Exercise requirements => Read the entries below and pull out each line with the string "государственной".

>> start Supplied data

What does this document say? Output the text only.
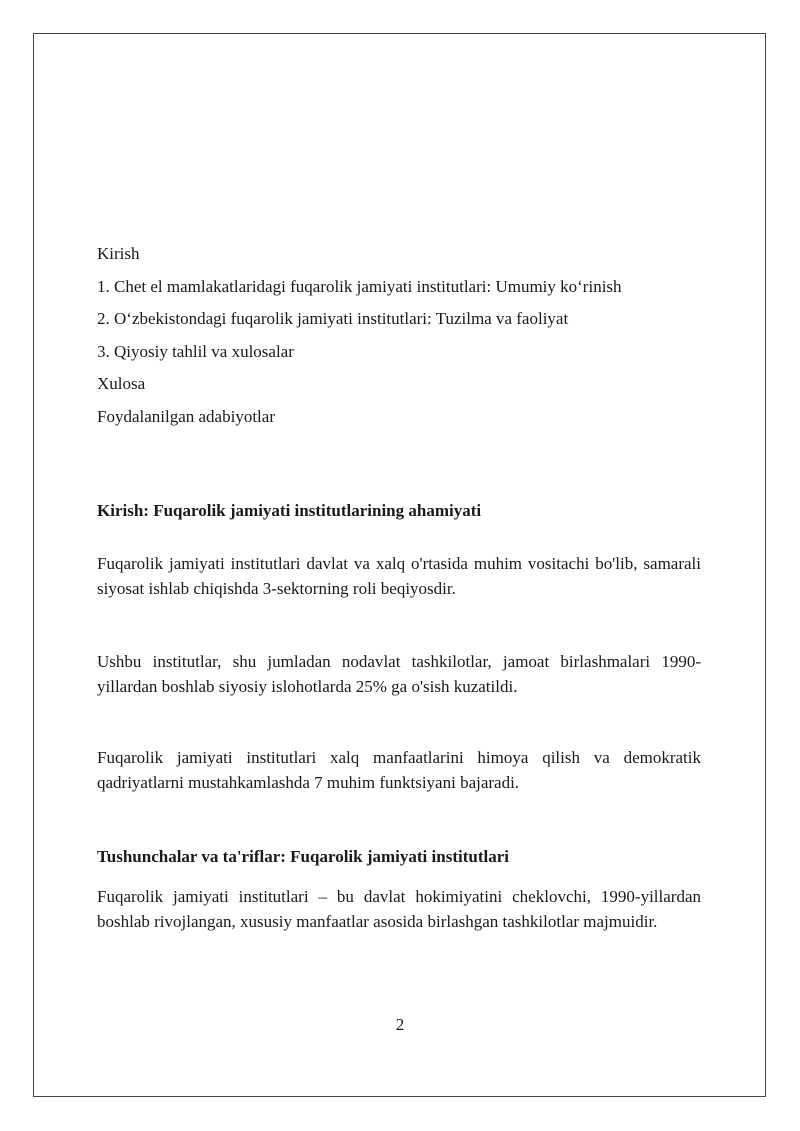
Kirish
1. Chet el mamlakatlaridagi fuqarolik jamiyati institutlari: Umumiy ko‘rinish
2. O‘zbekistondagi fuqarolik jamiyati institutlari: Tuzilma va faoliyat
3. Qiyosiy tahlil va xulosalar
Xulosa
Foydalanilgan adabiyotlar
Kirish: Fuqarolik jamiyati institutlarining ahamiyati

Fuqarolik jamiyati institutlari davlat va xalq o'rtasida muhim vositachi bo'lib, samarali siyosat ishlab chiqishda 3-sektorning roli beqiyosdir.

Ushbu institutlar, shu jumladan nodavlat tashkilotlar, jamoat birlashmalari 1990-yillardan boshlab siyosiy islohotlarda 25% ga o'sish kuzatildi.

Fuqarolik jamiyati institutlari xalq manfaatlarini himoya qilish va demokratik qadriyatlarni mustahkamlashda 7 muhim funktsiyani bajaradi.

Tushunchalar va ta'riflar: Fuqarolik jamiyati institutlari

Fuqarolik jamiyati institutlari – bu davlat hokimiyatini cheklovchi, 1990-yillardan boshlab rivojlangan, xususiy manfaatlar asosida birlashgan tashkilotlar majmuidir.

2
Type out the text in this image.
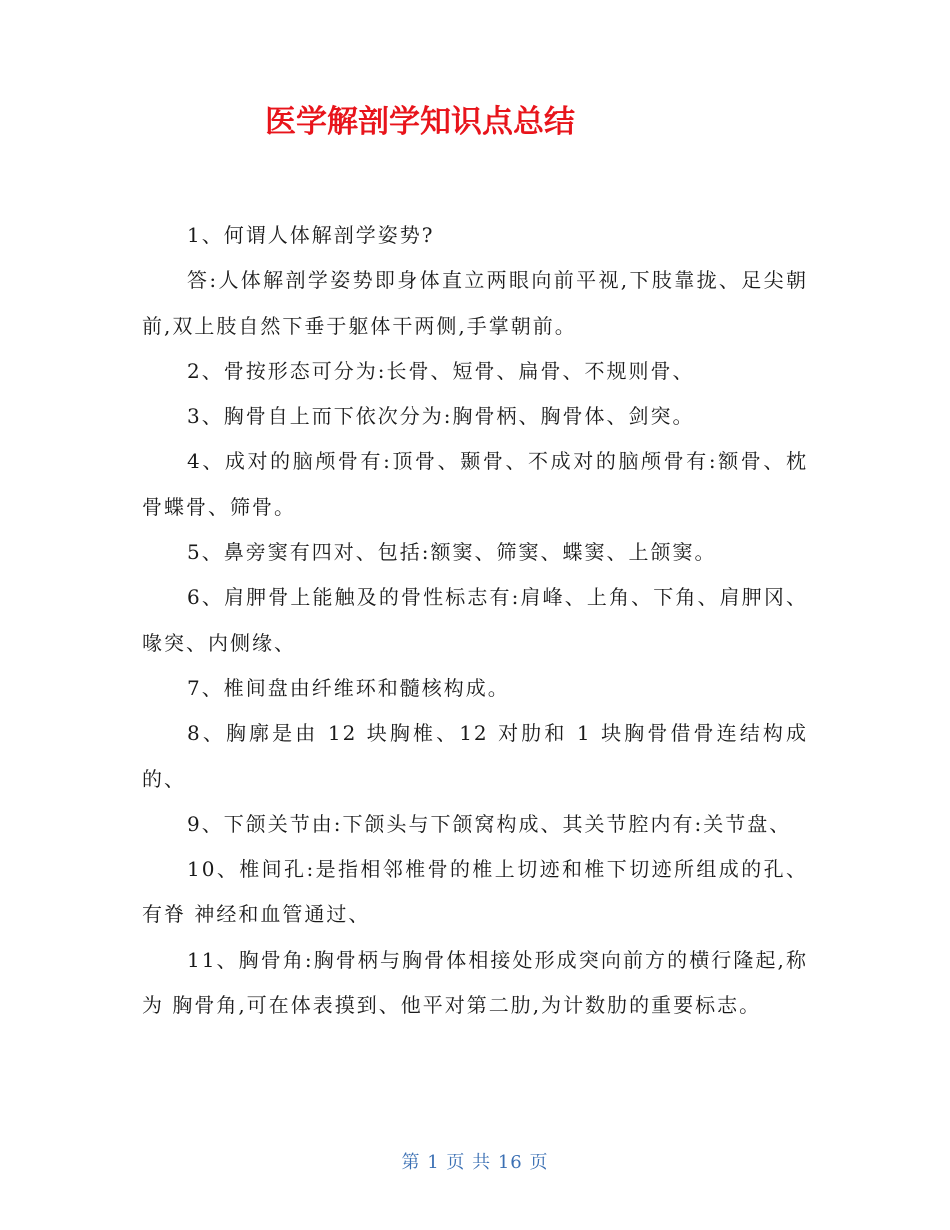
医学解剖学知识点总结

1、何谓人体解剖学姿势?

答:人体解剖学姿势即身体直立两眼向前平视,下肢靠拢、足尖朝 前,双上肢自然下垂于躯体干两侧,手掌朝前。

2、骨按形态可分为:长骨、短骨、扁骨、不规则骨、

3、胸骨自上而下依次分为:胸骨柄、胸骨体、剑突。

4、成对的脑颅骨有:顶骨、颞骨、不成对的脑颅骨有:额骨、枕骨蝶骨、筛骨。

5、鼻旁窦有四对、包括:额窦、筛窦、蝶窦、上颌窦。

6、肩胛骨上能触及的骨性标志有:肩峰、上角、下角、肩胛冈、喙突、内侧缘、

7、椎间盘由纤维环和髓核构成。

8、胸廓是由 12 块胸椎、12 对肋和 1 块胸骨借骨连结构成的、

9、下颌关节由:下颌头与下颌窝构成、其关节腔内有:关节盘、

10、椎间孔:是指相邻椎骨的椎上切迹和椎下切迹所组成的孔、有脊 神经和血管通过、

11、胸骨角:胸骨柄与胸骨体相接处形成突向前方的横行隆起,称为 胸骨角,可在体表摸到、他平对第二肋,为计数肋的重要标志。

第 1 页 共 16 页
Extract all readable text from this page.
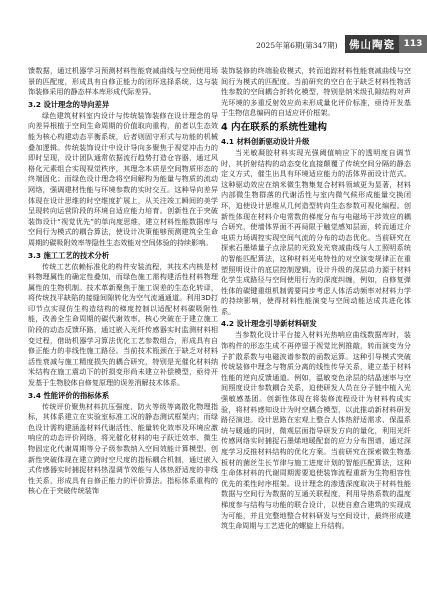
2025年第6期(第347期)	佛山陶瓷 113

馈数据，通过机器学习预测材料性能衰减曲线与空间使用场景的匹配度，形成具有自修正能力的闭环选择系统，这与装饰装修采用的静态样本库形成代际差异。

3.2 设计理念的导向差异

绿色建筑材料室内设计与传统装饰装修在设计理念的导向差异根植于空间生命周期的价值取向重构，前者以生态效能为核心构建动态平衡系统，后者则固守形式与功能的机械叠加逻辑。传统装饰设计中设计导向多聚焦于视觉冲击力的即时呈现，设计团队通常依据流行趋势打造仓容器，通过风格化元素组合实现视觉秩序，其理念本质是空间物质形态的终端固化；而绿色设计理念将空间解构为能量与物质的流动网络，强调建材性能与环境参数的实时交互。这种导向差异体现在设计思维的时空维度扩展上，从关注竣工瞬间的美学呈现转向运营阶段的环境自适应能力培育。创新性在于突破装饰设计“视觉优先”的单向度思维，建立材料性能数据库与空间行为模式的耦合算法，使设计决策能够预测建筑全生命周期的碳吸附效率等隐性生态效能对空间体验的持续影响。

3.3 施工工艺的技术分析

传统工艺依赖标准化的构件安装流程，其技术内核是材料物理属性的确定性叠加，而绿色施工需构建活性材料物理属性的生物机制。技术革新聚焦于施工误差的生态化转译，将传统找平缺陷的接缝间隙转化为空气流通通道。利用3D打印节点实现仿生构造结构的梯度控制以适配材料碳吸附性能，改善全生命周期的碳代谢效率。核心突破在于建立施工阶段的动态反馈环路，通过嵌入光纤传感器实时监测材料相变过程，借助机器学习算法优化工艺参数组合，形成具有自修正能力的非线性施工路径。当前技术瓶颈在于缺乏对材料活性衰减与施工精度损失的耦合研究，特别是光催化材料纳米结构在施工震动下的折损变形尚未建立补偿模型，亟待开发基于生物胶体自修复原理的误差消解技术体系。

3.4 性能评价的指标体系

传统评价聚焦材料抗压强度、防火等级等离散化物理指标，其体系建立在实验室标准工况的静态测试框架内；而绿色设计需构建涵盖材料代谢活性、能量转化效率及环境应激响应的动态评价网络，将光催化材料的电子跃迁效率、微生物固定化代谢周期等分子级参数纳入空间效能计算模型。创新性突破体现在建立跨时空尺度的指标耦合机制，通过嵌入式传感器实时捕捉材料热湿调节效能与人体热舒适度的非线性关系，形成具有自修正能力的评价算法。指标体系重构的核心在于突破传统装饰

装饰装修的终端验收模式，转而追踪材料性能衰减曲线与空间行为模式的匹配度。当前研究的空白在于缺乏材料性物活性参数的空间耦合折转化模型，特别是纳米级孔隙结构对声光环境的多重反射效应尚未形成量化评价标准，亟待开发基于生物信息编码的自适应评价框架。

4 内在联系的系统性建构
4.1 材料创新驱动设计升级

当光敏凝胶材料实现光强阈值响应下的透明度自调节时，其折射结构的动态变化直接颠覆了传统空间分隔的静态定义方式，催生出具有环境适应能力的活体界面设计范式。这种驱动效应在纳米微生物集复合材料领域更为显著，材料内部微生物群落的代谢活性与室内微气候形成能量交换闭环，迫使设计思维从几何造型转向生态参数可视化编程。创新性体现在材料介电常数的梯度分布与电磁场干涉效应的耦合研究，使墙体界面不再局限于触觉感知层面，转而通过介电质力场调控实现空间气流的分布的动态优化。当前研究在探索石墨烯量子点涂层的光致发光衰减曲线与人工照明系统的智能匹配算法，这种材料光电特性的对空演变规律正在重塑照明设计的底层控制逻辑。设计升级的深层动力源于材料化学生成路径与空间使用行为的深度纠缠，例如，自修复弹性体的碳键重组机制需要同步考虑人体活动频率对材料力学的持续影响，使得材料性能演变与空间动能达成共进化体系。

4.2 设计理念引导新材料研发

当参数化设计平台接入材料光热响应曲线数据库时，装饰构件的形态生成不再停留于视觉比例推敲，转而演变为分子扩散系数与电磁波谱参数的函数运算。这种引导模式突破传统装修中理念与物质分离的线性传导关系，建立基于材料性能的逆向反馈通道。例如，温敏变色涂层的结晶速率与空间照度设计参数耦合关系，迫使研发人员在分子链中植入光强敏感基团。创新性体现在将装修流程设计为材料构成实验，将材料感知设计为时空耦合模型，以此推动新材料研发路径演进。设计思路在宏观上整合人体热舒适需求、保温系统与暖通的同时，微观层面指导研发方向的量化，利用光纤传感网络实时捕捉石墨烯地暖配套的应力分布图谱，通过深度学习反推材料结构的优化方案。当前研究在探索微生物基板材的菌丝生长节律与施工进度计划的智能匹配算法，这种生命体材料的代谢周期需要追使装饰流程重新为生物相容性优先的柔性时序框架。设计理念的渗透深度取决于材料性能数据与空间行为数据的互通关联程度，利用导热系数的温度梯度参与结构与功能的联合设计，以使自愈合建筑的实现成为可能，并且完整地整合材料研发与空间设计，最终形成建筑生命周期与工艺进化的螺旋上升结构。
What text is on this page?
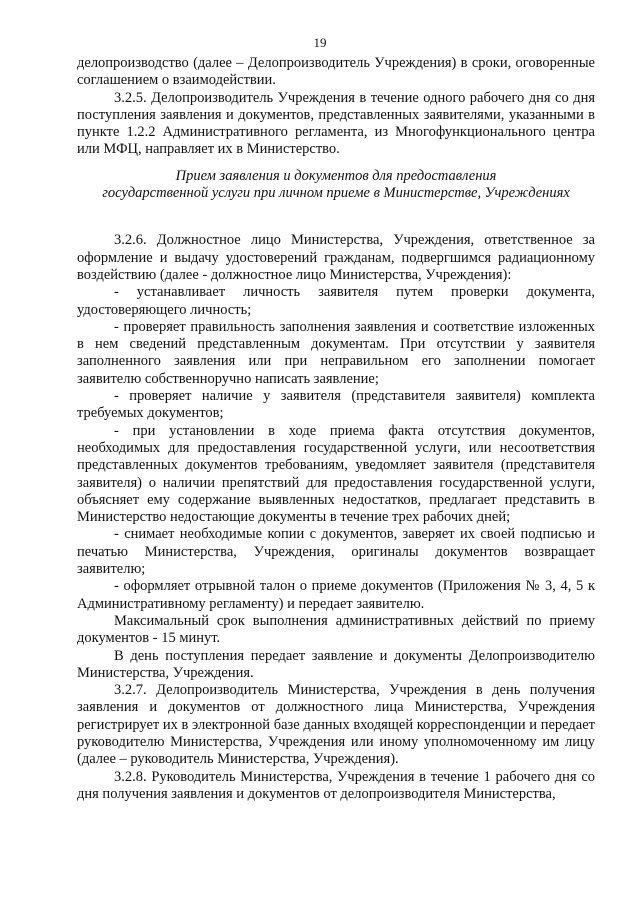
19

делопроизводство (далее – Делопроизводитель Учреждения) в сроки, оговоренные соглашением о взаимодействии.

3.2.5. Делопроизводитель Учреждения в течение одного рабочего дня со дня поступления заявления и документов, представленных заявителями, указанными в пункте 1.2.2 Административного регламента, из Многофункционального центра или МФЦ, направляет их в Министерство.

Прием заявления и документов для предоставления
государственной услуги при личном приеме в Министерстве, Учреждениях

3.2.6. Должностное лицо Министерства, Учреждения, ответственное за оформление и выдачу удостоверений гражданам, подвергшимся радиационному воздействию (далее - должностное лицо Министерства, Учреждения):

- устанавливает личность заявителя путем проверки документа, удостоверяющего личность;

- проверяет правильность заполнения заявления и соответствие изложенных в нем сведений представленным документам. При отсутствии у заявителя заполненного заявления или при неправильном его заполнении помогает заявителю собственноручно написать заявление;

- проверяет наличие у заявителя (представителя заявителя) комплекта требуемых документов;

- при установлении в ходе приема факта отсутствия документов, необходимых для предоставления государственной услуги, или несоответствия представленных документов требованиям, уведомляет заявителя (представителя заявителя) о наличии препятствий для предоставления государственной услуги, объясняет ему содержание выявленных недостатков, предлагает представить в Министерство недостающие документы в течение трех рабочих дней;

- снимает необходимые копии с документов, заверяет их своей подписью и печатью Министерства, Учреждения, оригиналы документов возвращает заявителю;

- оформляет отрывной талон о приеме документов (Приложения № 3, 4, 5 к Административному регламенту) и передает заявителю.

Максимальный срок выполнения административных действий по приему документов - 15 минут.

В день поступления передает заявление и документы Делопроизводителю Министерства, Учреждения.

3.2.7. Делопроизводитель Министерства, Учреждения в день получения заявления и документов от должностного лица Министерства, Учреждения регистрирует их в электронной базе данных входящей корреспонденции и передает руководителю Министерства, Учреждения или иному уполномоченному им лицу (далее – руководитель Министерства, Учреждения).

3.2.8. Руководитель Министерства, Учреждения в течение 1 рабочего дня со дня получения заявления и документов от делопроизводителя Министерства,
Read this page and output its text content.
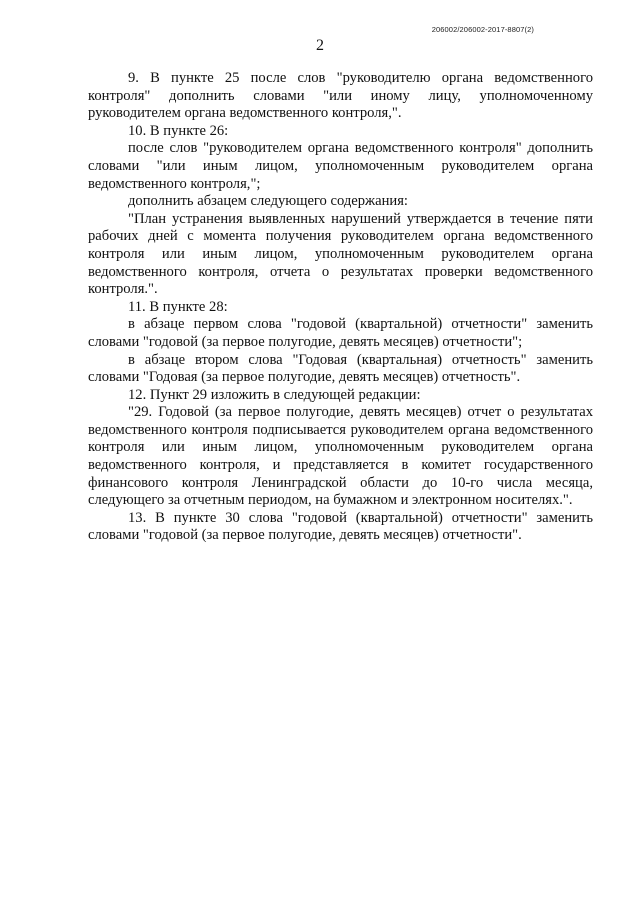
206002/206002-2017-8807(2)
2

9. В пункте 25 после слов "руководителю органа ведомственного контроля" дополнить словами "или иному лицу, уполномоченному руководителем органа ведомственного контроля,".

10. В пункте 26:

после слов "руководителем органа ведомственного контроля" дополнить словами "или иным лицом, уполномоченным руководителем органа ведомственного контроля,";

дополнить абзацем следующего содержания:

"План устранения выявленных нарушений утверждается в течение пяти рабочих дней с момента получения руководителем органа ведомственного контроля или иным лицом, уполномоченным руководителем органа ведомственного контроля, отчета о результатах проверки ведомственного контроля.".

11. В пункте 28:

в абзаце первом слова "годовой (квартальной) отчетности" заменить словами "годовой (за первое полугодие, девять месяцев) отчетности";

в абзаце втором слова "Годовая (квартальная) отчетность" заменить словами "Годовая (за первое полугодие, девять месяцев) отчетность".

12. Пункт 29 изложить в следующей редакции:

"29. Годовой (за первое полугодие, девять месяцев) отчет о результатах ведомственного контроля подписывается руководителем органа ведомственного контроля или иным лицом, уполномоченным руководителем органа ведомственного контроля, и представляется в комитет государственного финансового контроля Ленинградской области до 10-го числа месяца, следующего за отчетным периодом, на бумажном и электронном носителях.".

13. В пункте 30 слова "годовой (квартальной) отчетности" заменить словами "годовой (за первое полугодие, девять месяцев) отчетности".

>> end Supplied data

Completed exercise =>
государственной услуги при личном приеме в Министерстве, Учреждениях
- при установлении в ходе приема факта отсутствия документов, необходимых для предоставления государственной услуги, или несоответствия представленных документов требованиям, уведомляет заявителя (представителя заявителя) о наличии препятствий для предоставления государственной услуги, объясняет ему содержание выявленных недостатков, предлагает представить в Министерство недостающие документы в течение трех рабочих дней;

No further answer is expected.